### GIVEN REQUEST
Can you transcribe every line exactly and leave the pictures behind?

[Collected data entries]
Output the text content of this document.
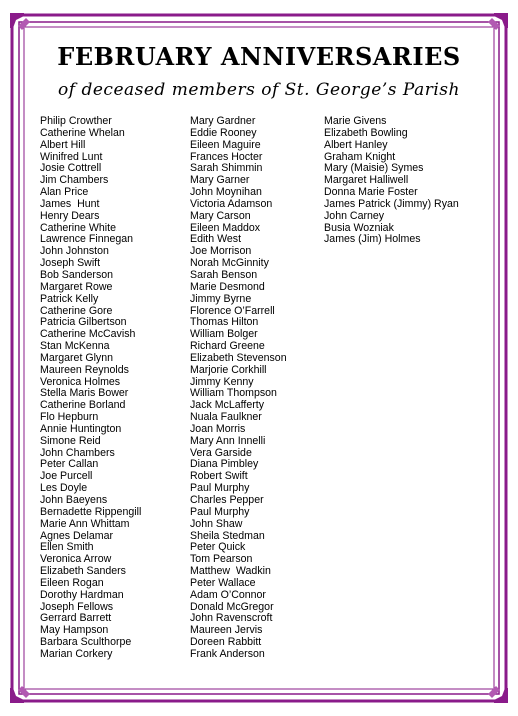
FEBRUARY ANNIVERSARIES
of deceased members of St. George’s Parish
Philip Crowther
Catherine Whelan
Albert Hill
Winifred Lunt
Josie Cottrell
Jim Chambers
Alan Price
James  Hunt
Henry Dears
Catherine White
Lawrence Finnegan
John Johnston
Joseph Swift
Bob Sanderson
Margaret Rowe
Patrick Kelly
Catherine Gore
Patricia Gilbertson
Catherine McCavish
Stan McKenna
Margaret Glynn
Maureen Reynolds
Veronica Holmes
Stella Maris Bower
Catherine Borland
Flo Hepburn
Annie Huntington
Simone Reid
John Chambers
Peter Callan
Joe Purcell
Les Doyle
John Baeyens
Bernadette Rippengill
Marie Ann Whittam
Agnes Delamar
Ellen Smith
Veronica Arrow
Elizabeth Sanders
Eileen Rogan
Dorothy Hardman
Joseph Fellows
Gerrard Barrett
May Hampson
Barbara Sculthorpe
Marian Corkery
Mary Gardner
Eddie Rooney
Eileen Maguire
Frances Hocter
Sarah Shimmin
Mary Garner
John Moynihan
Victoria Adamson
Mary Carson
Eileen Maddox
Edith West
Joe Morrison
Norah McGinnity
Sarah Benson
Marie Desmond
Jimmy Byrne
Florence O’Farrell
Thomas Hilton
William Bolger
Richard Greene
Elizabeth Stevenson
Marjorie Corkhill
Jimmy Kenny
William Thompson
Jack McLafferty
Nuala Faulkner
Joan Morris
Mary Ann Innelli
Vera Garside
Diana Pimbley
Robert Swift
Paul Murphy
Charles Pepper
Paul Murphy
John Shaw
Sheila Stedman
Peter Quick
Tom Pearson
Matthew  Wadkin
Peter Wallace
Adam O’Connor
Donald McGregor
John Ravenscroft
Maureen Jervis
Doreen Rabbitt
Frank Anderson
Marie Givens
Elizabeth Bowling
Albert Hanley
Graham Knight
Mary (Maisie) Symes
Margaret Halliwell
Donna Marie Foster
James Patrick (Jimmy) Ryan
John Carney
Busia Wozniak
James (Jim) Holmes
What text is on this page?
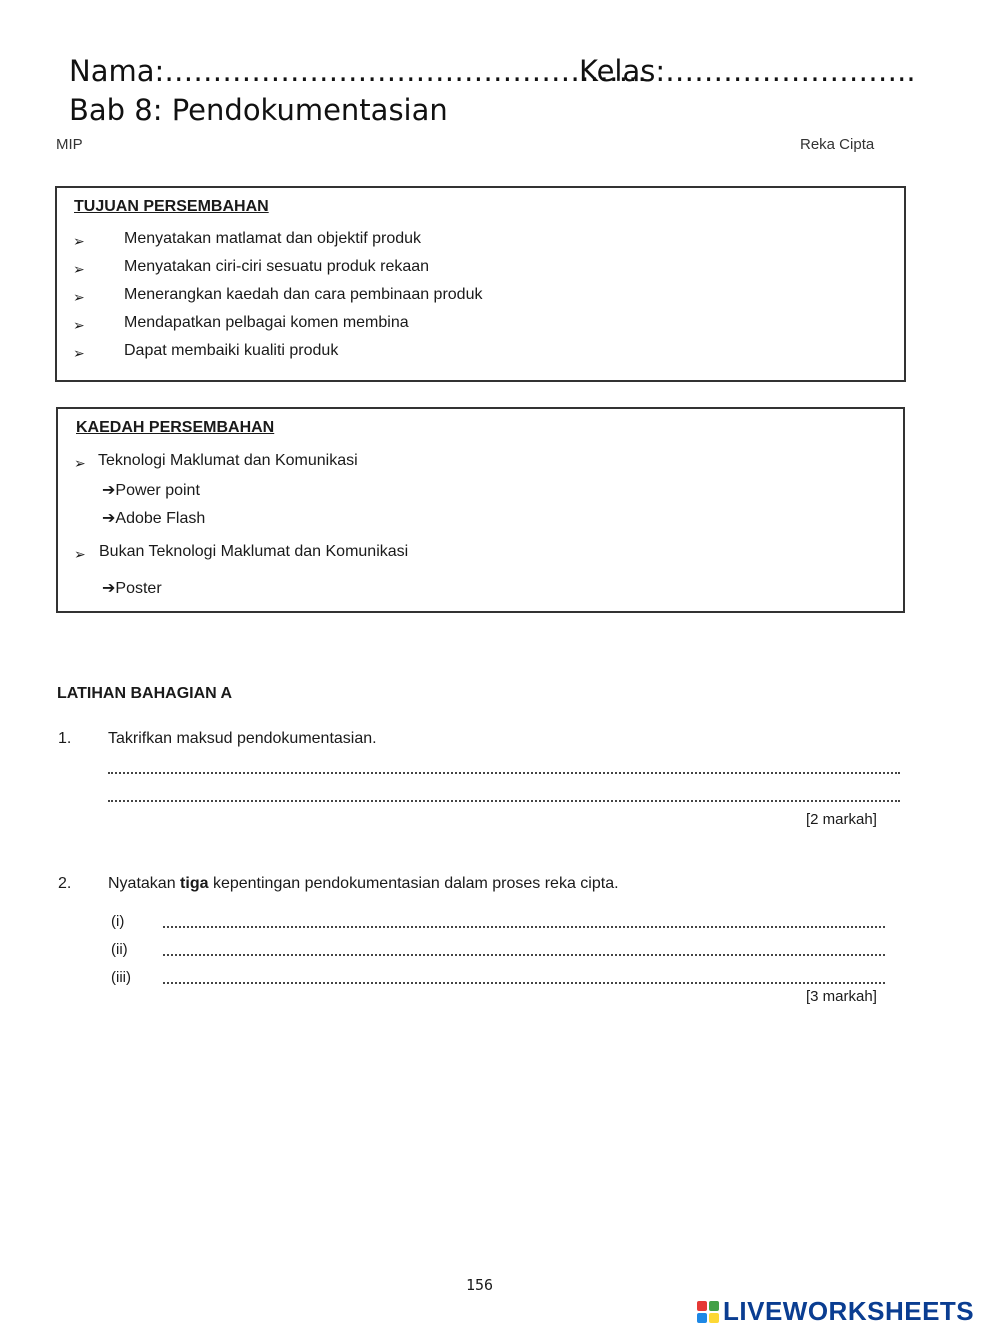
Nama:…………………………………………..
Kelas:……………………..
Bab 8: Pendokumentasian
MIP	Reka Cipta
TUJUAN PERSEMBAHAN
➢ Menyatakan matlamat dan objektif produk
➢ Menyatakan ciri-ciri sesuatu produk rekaan
➢ Menerangkan kaedah dan cara pembinaan produk
➢ Mendapatkan pelbagai komen membina
➢ Dapat membaiki kualiti produk
KAEDAH PERSEMBAHAN
➢ Teknologi Maklumat dan Komunikasi
➔Power point
➔Adobe Flash
➢ Bukan Teknologi Maklumat dan Komunikasi
➔Poster
LATIHAN BAHAGIAN A
1. Takrifkan maksud pendokumentasian.
[2 markah]
2. Nyatakan tiga kepentingan pendokumentasian dalam proses reka cipta.
(i)
(ii)
(iii)
[3 markah]
156
LIVEWORKSHEETS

### SOLUTION
Output the text content of this document.
FEBRUARY ANNIVERSARIES
of deceased members of St. George’s Parish
Philip Crowther
Catherine Whelan
Albert Hill
Winifred Lunt
Josie Cottrell
Jim Chambers
Alan Price
James  Hunt
Henry Dears
Catherine White
Lawrence Finnegan
John Johnston
Joseph Swift
Bob Sanderson
Margaret Rowe
Patrick Kelly
Catherine Gore
Patricia Gilbertson
Catherine McCavish
Stan McKenna
Margaret Glynn
Maureen Reynolds
Veronica Holmes
Stella Maris Bower
Catherine Borland
Flo Hepburn
Annie Huntington
Simone Reid
John Chambers
Peter Callan
Joe Purcell
Les Doyle
John Baeyens
Bernadette Rippengill
Marie Ann Whittam
Agnes Delamar
Ellen Smith
Veronica Arrow
Elizabeth Sanders
Eileen Rogan
Dorothy Hardman
Joseph Fellows
Gerrard Barrett
May Hampson
Barbara Sculthorpe
Marian Corkery
Mary Gardner
Eddie Rooney
Eileen Maguire
Frances Hocter
Sarah Shimmin
Mary Garner
John Moynihan
Victoria Adamson
Mary Carson
Eileen Maddox
Edith West
Joe Morrison
Norah McGinnity
Sarah Benson
Marie Desmond
Jimmy Byrne
Florence O’Farrell
Thomas Hilton
William Bolger
Richard Greene
Elizabeth Stevenson
Marjorie Corkhill
Jimmy Kenny
William Thompson
Jack McLafferty
Nuala Faulkner
Joan Morris
Mary Ann Innelli
Vera Garside
Diana Pimbley
Robert Swift
Paul Murphy
Charles Pepper
Paul Murphy
John Shaw
Sheila Stedman
Peter Quick
Tom Pearson
Matthew  Wadkin
Peter Wallace
Adam O’Connor
Donald McGregor
John Ravenscroft
Maureen Jervis
Doreen Rabbitt
Frank Anderson
Marie Givens
Elizabeth Bowling
Albert Hanley
Graham Knight
Mary (Maisie) Symes
Margaret Halliwell
Donna Marie Foster
James Patrick (Jimmy) Ryan
John Carney
Busia Wozniak
James (Jim) Holmes
What text is on this page?
Nama:…………………………………………..
Kelas:……………………..
Bab 8: Pendokumentasian
MIP	Reka Cipta
TUJUAN PERSEMBAHAN
➢ Menyatakan matlamat dan objektif produk
➢ Menyatakan ciri-ciri sesuatu produk rekaan
➢ Menerangkan kaedah dan cara pembinaan produk
➢ Mendapatkan pelbagai komen membina
➢ Dapat membaiki kualiti produk
KAEDAH PERSEMBAHAN
➢ Teknologi Maklumat dan Komunikasi
➔Power point
➔Adobe Flash
➢ Bukan Teknologi Maklumat dan Komunikasi
➔Poster
LATIHAN BAHAGIAN A
1. Takrifkan maksud pendokumentasian.
[2 markah]
2. Nyatakan tiga kepentingan pendokumentasian dalam proses reka cipta.
(i)
(ii)
(iii)
[3 markah]
156
LIVEWORKSHEETS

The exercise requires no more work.